→ Exercise instructions:
Write out each line exactly as given. Leave the pictures out of your copy.

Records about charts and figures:
──────────────────────────────

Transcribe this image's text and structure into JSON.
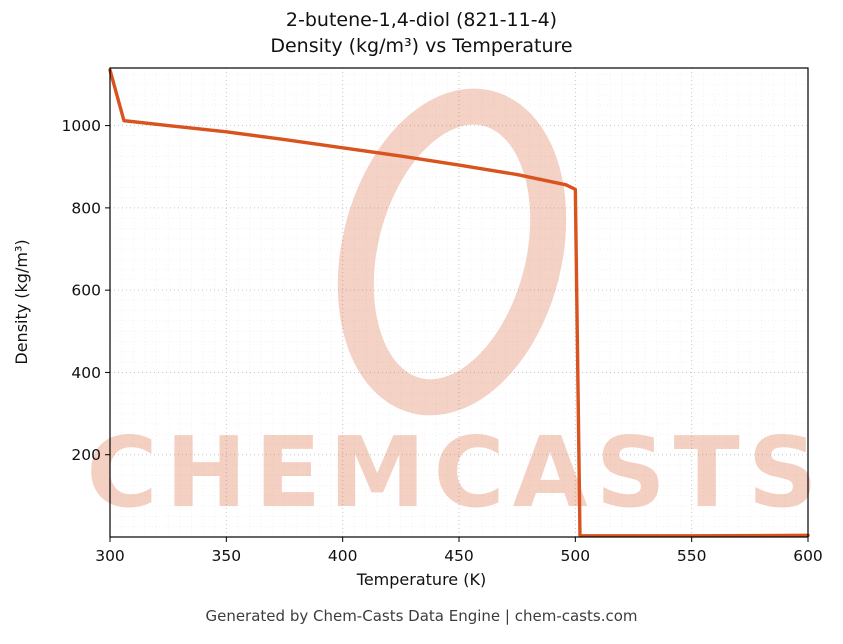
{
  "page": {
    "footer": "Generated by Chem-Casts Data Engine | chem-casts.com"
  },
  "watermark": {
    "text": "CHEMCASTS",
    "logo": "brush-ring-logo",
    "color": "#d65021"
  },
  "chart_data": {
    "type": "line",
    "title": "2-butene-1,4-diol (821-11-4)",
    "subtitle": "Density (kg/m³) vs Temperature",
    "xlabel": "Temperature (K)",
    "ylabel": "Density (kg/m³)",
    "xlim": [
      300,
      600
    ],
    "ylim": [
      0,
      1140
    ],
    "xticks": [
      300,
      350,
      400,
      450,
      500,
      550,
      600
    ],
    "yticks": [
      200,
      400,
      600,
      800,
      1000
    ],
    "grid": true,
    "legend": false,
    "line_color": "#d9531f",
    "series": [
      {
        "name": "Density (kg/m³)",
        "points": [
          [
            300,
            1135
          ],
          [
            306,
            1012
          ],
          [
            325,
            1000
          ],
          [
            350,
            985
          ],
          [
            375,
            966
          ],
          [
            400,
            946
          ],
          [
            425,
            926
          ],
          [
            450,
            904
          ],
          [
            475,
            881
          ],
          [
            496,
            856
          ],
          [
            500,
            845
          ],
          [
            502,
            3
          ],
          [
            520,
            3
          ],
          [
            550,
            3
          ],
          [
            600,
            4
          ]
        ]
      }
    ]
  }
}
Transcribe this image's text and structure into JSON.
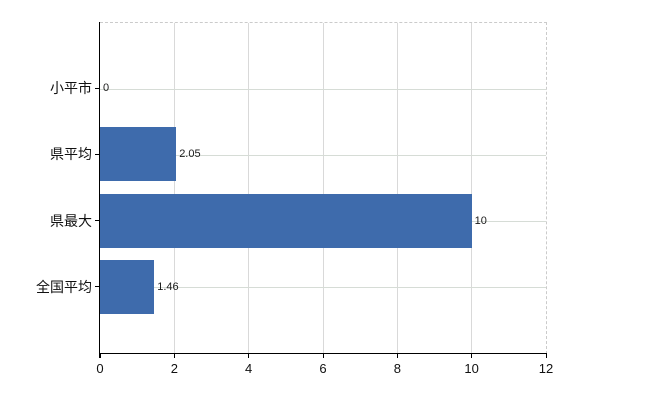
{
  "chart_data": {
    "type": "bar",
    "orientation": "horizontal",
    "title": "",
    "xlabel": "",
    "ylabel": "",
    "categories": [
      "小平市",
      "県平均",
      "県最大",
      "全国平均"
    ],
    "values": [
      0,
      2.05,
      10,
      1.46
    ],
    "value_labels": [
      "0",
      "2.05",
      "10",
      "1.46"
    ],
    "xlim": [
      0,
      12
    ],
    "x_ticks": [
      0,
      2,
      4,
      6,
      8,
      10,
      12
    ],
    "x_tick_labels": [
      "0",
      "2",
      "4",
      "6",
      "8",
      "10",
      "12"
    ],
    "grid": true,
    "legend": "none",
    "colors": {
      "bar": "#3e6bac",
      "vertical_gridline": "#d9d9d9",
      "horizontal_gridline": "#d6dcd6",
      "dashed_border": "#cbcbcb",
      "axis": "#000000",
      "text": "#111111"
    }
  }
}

──────────────────────────────

→ Answer to this task:
Transcribe this image's text and structure into JSON.
{
  "page": {
    "footer": "Generated by Chem-Casts Data Engine | chem-casts.com"
  },
  "watermark": {
    "text": "CHEMCASTS",
    "logo": "brush-ring-logo",
    "color": "#d65021"
  },
  "chart_data": {
    "type": "line",
    "title": "2-butene-1,4-diol (821-11-4)",
    "subtitle": "Density (kg/m³) vs Temperature",
    "xlabel": "Temperature (K)",
    "ylabel": "Density (kg/m³)",
    "xlim": [
      300,
      600
    ],
    "ylim": [
      0,
      1140
    ],
    "xticks": [
      300,
      350,
      400,
      450,
      500,
      550,
      600
    ],
    "yticks": [
      200,
      400,
      600,
      800,
      1000
    ],
    "grid": true,
    "legend": false,
    "line_color": "#d9531f",
    "series": [
      {
        "name": "Density (kg/m³)",
        "points": [
          [
            300,
            1135
          ],
          [
            306,
            1012
          ],
          [
            325,
            1000
          ],
          [
            350,
            985
          ],
          [
            375,
            966
          ],
          [
            400,
            946
          ],
          [
            425,
            926
          ],
          [
            450,
            904
          ],
          [
            475,
            881
          ],
          [
            496,
            856
          ],
          [
            500,
            845
          ],
          [
            502,
            3
          ],
          [
            520,
            3
          ],
          [
            550,
            3
          ],
          [
            600,
            4
          ]
        ]
      }
    ]
  }
}
Transcribe this image's text and structure into JSON.
{
  "chart_data": {
    "type": "bar",
    "orientation": "horizontal",
    "title": "",
    "xlabel": "",
    "ylabel": "",
    "categories": [
      "小平市",
      "県平均",
      "県最大",
      "全国平均"
    ],
    "values": [
      0,
      2.05,
      10,
      1.46
    ],
    "value_labels": [
      "0",
      "2.05",
      "10",
      "1.46"
    ],
    "xlim": [
      0,
      12
    ],
    "x_ticks": [
      0,
      2,
      4,
      6,
      8,
      10,
      12
    ],
    "x_tick_labels": [
      "0",
      "2",
      "4",
      "6",
      "8",
      "10",
      "12"
    ],
    "grid": true,
    "legend": "none",
    "colors": {
      "bar": "#3e6bac",
      "vertical_gridline": "#d9d9d9",
      "horizontal_gridline": "#d6dcd6",
      "dashed_border": "#cbcbcb",
      "axis": "#000000",
      "text": "#111111"
    }
  }
}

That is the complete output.